* BEGIN Supplied data *

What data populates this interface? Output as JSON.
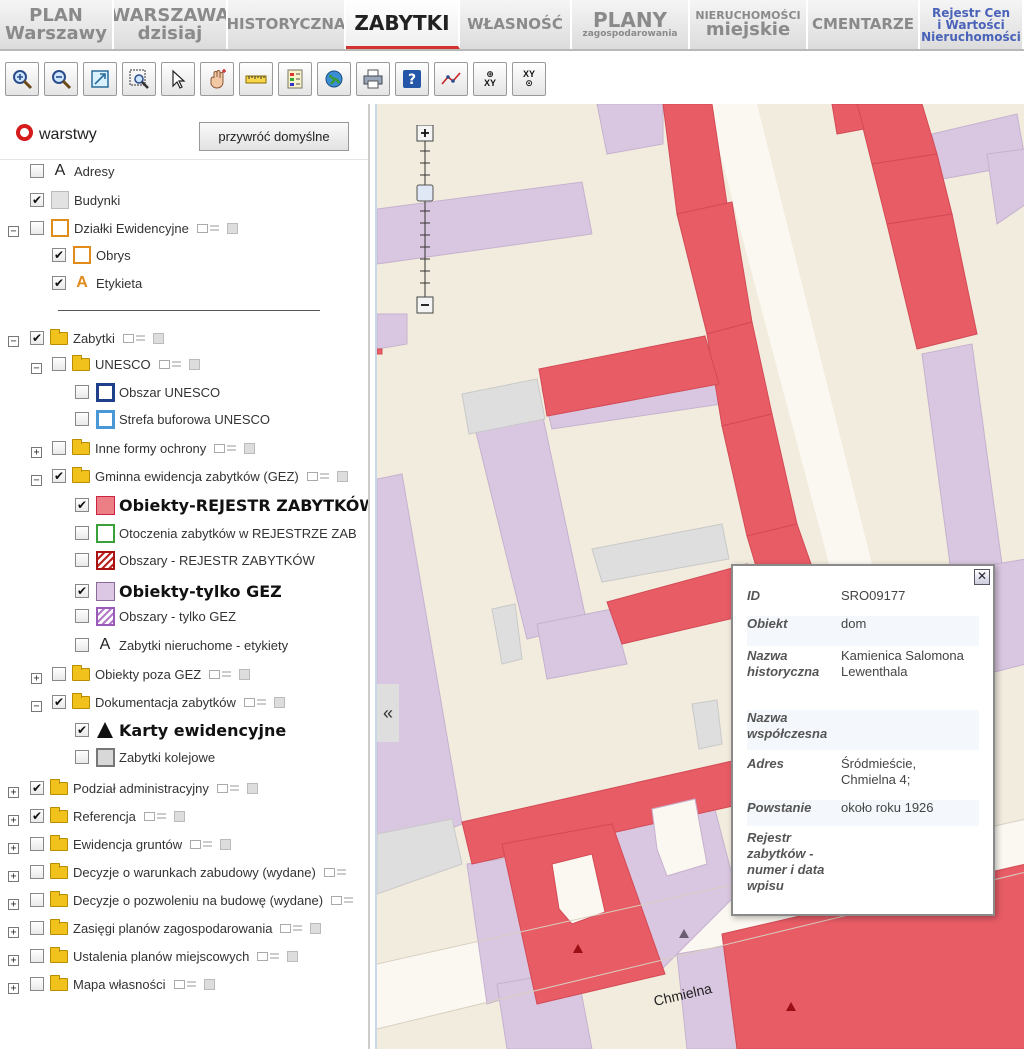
{
  "nav": {
    "tabs": [
      {
        "line1": "PLAN",
        "line2": "Warszawy"
      },
      {
        "line1": "WARSZAWA",
        "line2": "dzisiaj"
      },
      {
        "line1": "HISTORYCZNA"
      },
      {
        "line1": "ZABYTKI"
      },
      {
        "line1": "WŁASNOŚĆ"
      },
      {
        "line1": "PLANY",
        "line2": "zagospodarowania"
      },
      {
        "line1": "NIERUCHOMOŚCI",
        "line2": "miejskie"
      },
      {
        "line1": "CMENTARZE"
      },
      {
        "line1": "Rejestr Cen",
        "line2": "i Wartości",
        "line3": "Nieruchomości"
      }
    ],
    "active_color": "#d43131"
  },
  "toolbar": {
    "tools": [
      "zoom-in-icon",
      "zoom-out-icon",
      "full-extent-icon",
      "zoom-window-icon",
      "select-arrow-icon",
      "pan-hand-icon",
      "measure-ruler-icon",
      "legend-icon",
      "globe-icon",
      "print-icon",
      "help-icon",
      "profile-line-icon"
    ],
    "xy_label": "XY"
  },
  "panel": {
    "title": "warstwy",
    "restore_label": "przywróć domyślne",
    "layers": {
      "adresy": "Adresy",
      "budynki": "Budynki",
      "dzialki": "Działki Ewidencyjne",
      "obrys": "Obrys",
      "etykieta": "Etykieta",
      "zabytki": "Zabytki",
      "unesco": "UNESCO",
      "obszar_unesco": "Obszar UNESCO",
      "strefa_unesco": "Strefa buforowa UNESCO",
      "inne_formy": "Inne formy ochrony",
      "gez": "Gminna ewidencja zabytków (GEZ)",
      "obiekty_rejestr": "Obiekty-REJESTR ZABYTKÓW",
      "otoczenia": "Otoczenia zabytków w REJESTRZE ZAB",
      "obszary_rejestr": "Obszary - REJESTR ZABYTKÓW",
      "obiekty_gez": "Obiekty-tylko GEZ",
      "obszary_gez": "Obszary - tylko GEZ",
      "etykiety": "Zabytki nieruchome - etykiety",
      "poza_gez": "Obiekty poza GEZ",
      "dokumentacja": "Dokumentacja zabytków",
      "karty": "Karty ewidencyjne",
      "kolejowe": "Zabytki kolejowe",
      "podzial": "Podział administracyjny",
      "referencja": "Referencja",
      "ewidencja": "Ewidencja gruntów",
      "decyzje_wz": "Decyzje o warunkach zabudowy (wydane)",
      "decyzje_pnb": "Decyzje o pozwoleniu na budowę (wydane)",
      "zasiegi": "Zasięgi planów zagospodarowania",
      "ustalenia": "Ustalenia planów miejscowych",
      "mapa_wlasnosci": "Mapa własności"
    },
    "symbol_letter": "A",
    "expand": "+",
    "collapse": "−",
    "check": "✔"
  },
  "map": {
    "street": "Chmielna",
    "collapse_label": "«",
    "colors": {
      "background": "#f2ecde",
      "rejestr": "#e85c66",
      "gez": "#d9c6e0",
      "other": "#dcdcdc"
    }
  },
  "popup": {
    "close": "✕",
    "rows": [
      {
        "key": "ID",
        "value": "SRO09177"
      },
      {
        "key": "Obiekt",
        "value": "dom"
      },
      {
        "key": "Nazwa historyczna",
        "value": "Kamienica Salomona Lewenthala"
      },
      {
        "key": "Nazwa współczesna",
        "value": ""
      },
      {
        "key": "Adres",
        "value": "Śródmieście, Chmielna 4;"
      },
      {
        "key": "Powstanie",
        "value": "około roku 1926"
      },
      {
        "key": "Rejestr zabytków - numer i data wpisu",
        "value": ""
      }
    ]
  }
}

* END Supplied data *

:: Problem statement ::
Restate each entry word for word, please, but drop any images it holds.

:: Answer ::
What data populates this interface? Output as JSON.
{
  "nav": {
    "tabs": [
      {
        "line1": "PLAN",
        "line2": "Warszawy"
      },
      {
        "line1": "WARSZAWA",
        "line2": "dzisiaj"
      },
      {
        "line1": "HISTORYCZNA"
      },
      {
        "line1": "ZABYTKI"
      },
      {
        "line1": "WŁASNOŚĆ"
      },
      {
        "line1": "PLANY",
        "line2": "zagospodarowania"
      },
      {
        "line1": "NIERUCHOMOŚCI",
        "line2": "miejskie"
      },
      {
        "line1": "CMENTARZE"
      },
      {
        "line1": "Rejestr Cen",
        "line2": "i Wartości",
        "line3": "Nieruchomości"
      }
    ],
    "active_color": "#d43131"
  },
  "toolbar": {
    "tools": [
      "zoom-in-icon",
      "zoom-out-icon",
      "full-extent-icon",
      "zoom-window-icon",
      "select-arrow-icon",
      "pan-hand-icon",
      "measure-ruler-icon",
      "legend-icon",
      "globe-icon",
      "print-icon",
      "help-icon",
      "profile-line-icon"
    ],
    "xy_label": "XY"
  },
  "panel": {
    "title": "warstwy",
    "restore_label": "przywróć domyślne",
    "layers": {
      "adresy": "Adresy",
      "budynki": "Budynki",
      "dzialki": "Działki Ewidencyjne",
      "obrys": "Obrys",
      "etykieta": "Etykieta",
      "zabytki": "Zabytki",
      "unesco": "UNESCO",
      "obszar_unesco": "Obszar UNESCO",
      "strefa_unesco": "Strefa buforowa UNESCO",
      "inne_formy": "Inne formy ochrony",
      "gez": "Gminna ewidencja zabytków (GEZ)",
      "obiekty_rejestr": "Obiekty-REJESTR ZABYTKÓW",
      "otoczenia": "Otoczenia zabytków w REJESTRZE ZAB",
      "obszary_rejestr": "Obszary - REJESTR ZABYTKÓW",
      "obiekty_gez": "Obiekty-tylko GEZ",
      "obszary_gez": "Obszary - tylko GEZ",
      "etykiety": "Zabytki nieruchome - etykiety",
      "poza_gez": "Obiekty poza GEZ",
      "dokumentacja": "Dokumentacja zabytków",
      "karty": "Karty ewidencyjne",
      "kolejowe": "Zabytki kolejowe",
      "podzial": "Podział administracyjny",
      "referencja": "Referencja",
      "ewidencja": "Ewidencja gruntów",
      "decyzje_wz": "Decyzje o warunkach zabudowy (wydane)",
      "decyzje_pnb": "Decyzje o pozwoleniu na budowę (wydane)",
      "zasiegi": "Zasięgi planów zagospodarowania",
      "ustalenia": "Ustalenia planów miejscowych",
      "mapa_wlasnosci": "Mapa własności"
    },
    "symbol_letter": "A",
    "expand": "+",
    "collapse": "−",
    "check": "✔"
  },
  "map": {
    "street": "Chmielna",
    "collapse_label": "«",
    "colors": {
      "background": "#f2ecde",
      "rejestr": "#e85c66",
      "gez": "#d9c6e0",
      "other": "#dcdcdc"
    }
  },
  "popup": {
    "close": "✕",
    "rows": [
      {
        "key": "ID",
        "value": "SRO09177"
      },
      {
        "key": "Obiekt",
        "value": "dom"
      },
      {
        "key": "Nazwa historyczna",
        "value": "Kamienica Salomona Lewenthala"
      },
      {
        "key": "Nazwa współczesna",
        "value": ""
      },
      {
        "key": "Adres",
        "value": "Śródmieście, Chmielna 4;"
      },
      {
        "key": "Powstanie",
        "value": "około roku 1926"
      },
      {
        "key": "Rejestr zabytków - numer i data wpisu",
        "value": ""
      }
    ]
  }
}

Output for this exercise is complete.